/---
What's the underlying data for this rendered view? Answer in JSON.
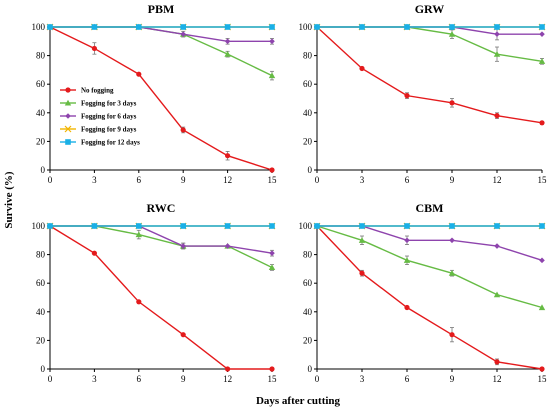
{
  "chart_data": {
    "type": "line",
    "ylabel": "Survive (%)",
    "xlabel": "Days after cutting",
    "xlim": [
      0,
      15
    ],
    "ylim": [
      0,
      100
    ],
    "xticks": [
      0,
      3,
      6,
      9,
      12,
      15
    ],
    "yticks": [
      0,
      20,
      40,
      60,
      80,
      100
    ],
    "legend_placement": "inside first panel, left-center",
    "series_styles": [
      {
        "name": "No fogging",
        "color": "#e41a1c",
        "marker": "circle"
      },
      {
        "name": "Fogging for 3 days",
        "color": "#66bb44",
        "marker": "triangle"
      },
      {
        "name": "Fogging for 6 days",
        "color": "#8e44ad",
        "marker": "diamond"
      },
      {
        "name": "Fogging for 9 days",
        "color": "#f2b500",
        "marker": "cross"
      },
      {
        "name": "Fogging for 12 days",
        "color": "#1ab0e6",
        "marker": "square"
      }
    ],
    "panels": [
      {
        "title": "PBM",
        "series": [
          {
            "name": "No fogging",
            "x": [
              0,
              3,
              6,
              9,
              12,
              15
            ],
            "y": [
              100,
              85,
              67,
              28,
              10,
              0
            ],
            "err": [
              0,
              4,
              0,
              2,
              3,
              0
            ]
          },
          {
            "name": "Fogging for 3 days",
            "x": [
              0,
              3,
              6,
              9,
              12,
              15
            ],
            "y": [
              100,
              100,
              100,
              95,
              81,
              66
            ],
            "err": [
              0,
              0,
              0,
              2,
              2,
              3
            ]
          },
          {
            "name": "Fogging for 6 days",
            "x": [
              0,
              3,
              6,
              9,
              12,
              15
            ],
            "y": [
              100,
              100,
              100,
              95,
              90,
              90
            ],
            "err": [
              0,
              0,
              0,
              0,
              2,
              2
            ]
          },
          {
            "name": "Fogging for 9 days",
            "x": [
              0,
              3,
              6,
              9,
              12,
              15
            ],
            "y": [
              100,
              100,
              100,
              100,
              100,
              100
            ],
            "err": [
              0,
              0,
              0,
              0,
              0,
              0
            ]
          },
          {
            "name": "Fogging for 12 days",
            "x": [
              0,
              3,
              6,
              9,
              12,
              15
            ],
            "y": [
              100,
              100,
              100,
              100,
              100,
              100
            ],
            "err": [
              0,
              0,
              0,
              0,
              0,
              0
            ]
          }
        ]
      },
      {
        "title": "GRW",
        "series": [
          {
            "name": "No fogging",
            "x": [
              0,
              3,
              6,
              9,
              12,
              15
            ],
            "y": [
              100,
              71,
              52,
              47,
              38,
              33
            ],
            "err": [
              0,
              1,
              2,
              3,
              2,
              1
            ]
          },
          {
            "name": "Fogging for 3 days",
            "x": [
              0,
              3,
              6,
              9,
              12,
              15
            ],
            "y": [
              100,
              100,
              100,
              95,
              81,
              76
            ],
            "err": [
              0,
              0,
              0,
              3,
              5,
              2
            ]
          },
          {
            "name": "Fogging for 6 days",
            "x": [
              0,
              3,
              6,
              9,
              12,
              15
            ],
            "y": [
              100,
              100,
              100,
              100,
              95,
              95
            ],
            "err": [
              0,
              0,
              0,
              0,
              4,
              0
            ]
          },
          {
            "name": "Fogging for 9 days",
            "x": [
              0,
              3,
              6,
              9,
              12,
              15
            ],
            "y": [
              100,
              100,
              100,
              100,
              100,
              100
            ],
            "err": [
              0,
              0,
              0,
              0,
              0,
              0
            ]
          },
          {
            "name": "Fogging for 12 days",
            "x": [
              0,
              3,
              6,
              9,
              12,
              15
            ],
            "y": [
              100,
              100,
              100,
              100,
              100,
              100
            ],
            "err": [
              0,
              0,
              0,
              0,
              0,
              0
            ]
          }
        ]
      },
      {
        "title": "RWC",
        "series": [
          {
            "name": "No fogging",
            "x": [
              0,
              3,
              6,
              9,
              12,
              15
            ],
            "y": [
              100,
              81,
              47,
              24,
              0,
              0
            ],
            "err": [
              0,
              0,
              0,
              0,
              0,
              0
            ]
          },
          {
            "name": "Fogging for 3 days",
            "x": [
              0,
              3,
              6,
              9,
              12,
              15
            ],
            "y": [
              100,
              100,
              94,
              86,
              86,
              71
            ],
            "err": [
              0,
              0,
              3,
              2,
              0,
              2
            ]
          },
          {
            "name": "Fogging for 6 days",
            "x": [
              0,
              3,
              6,
              9,
              12,
              15
            ],
            "y": [
              100,
              100,
              100,
              86,
              86,
              81
            ],
            "err": [
              0,
              0,
              0,
              2,
              0,
              2
            ]
          },
          {
            "name": "Fogging for 9 days",
            "x": [
              0,
              3,
              6,
              9,
              12,
              15
            ],
            "y": [
              100,
              100,
              100,
              100,
              100,
              100
            ],
            "err": [
              0,
              0,
              0,
              0,
              0,
              0
            ]
          },
          {
            "name": "Fogging for 12 days",
            "x": [
              0,
              3,
              6,
              9,
              12,
              15
            ],
            "y": [
              100,
              100,
              100,
              100,
              100,
              100
            ],
            "err": [
              0,
              0,
              0,
              0,
              0,
              0
            ]
          }
        ]
      },
      {
        "title": "CBM",
        "series": [
          {
            "name": "No fogging",
            "x": [
              0,
              3,
              6,
              9,
              12,
              15
            ],
            "y": [
              100,
              67,
              43,
              24,
              5,
              0
            ],
            "err": [
              0,
              2,
              0,
              5,
              2,
              0
            ]
          },
          {
            "name": "Fogging for 3 days",
            "x": [
              0,
              3,
              6,
              9,
              12,
              15
            ],
            "y": [
              100,
              90,
              76,
              67,
              52,
              43
            ],
            "err": [
              0,
              3,
              3,
              2,
              0,
              0
            ]
          },
          {
            "name": "Fogging for 6 days",
            "x": [
              0,
              3,
              6,
              9,
              12,
              15
            ],
            "y": [
              100,
              100,
              90,
              90,
              86,
              76
            ],
            "err": [
              0,
              0,
              3,
              0,
              0,
              0
            ]
          },
          {
            "name": "Fogging for 9 days",
            "x": [
              0,
              3,
              6,
              9,
              12,
              15
            ],
            "y": [
              100,
              100,
              100,
              100,
              100,
              100
            ],
            "err": [
              0,
              0,
              0,
              0,
              0,
              0
            ]
          },
          {
            "name": "Fogging for 12 days",
            "x": [
              0,
              3,
              6,
              9,
              12,
              15
            ],
            "y": [
              100,
              100,
              100,
              100,
              100,
              100
            ],
            "err": [
              0,
              0,
              0,
              0,
              0,
              0
            ]
          }
        ]
      }
    ]
  }
}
\---
* **Task instructions**: Which lines above contain the word "marker"? Copy each of them.

* **Final result**:
        "marker": "circle"
        "marker": "triangle"
        "marker": "diamond"
        "marker": "cross"
        "marker": "square"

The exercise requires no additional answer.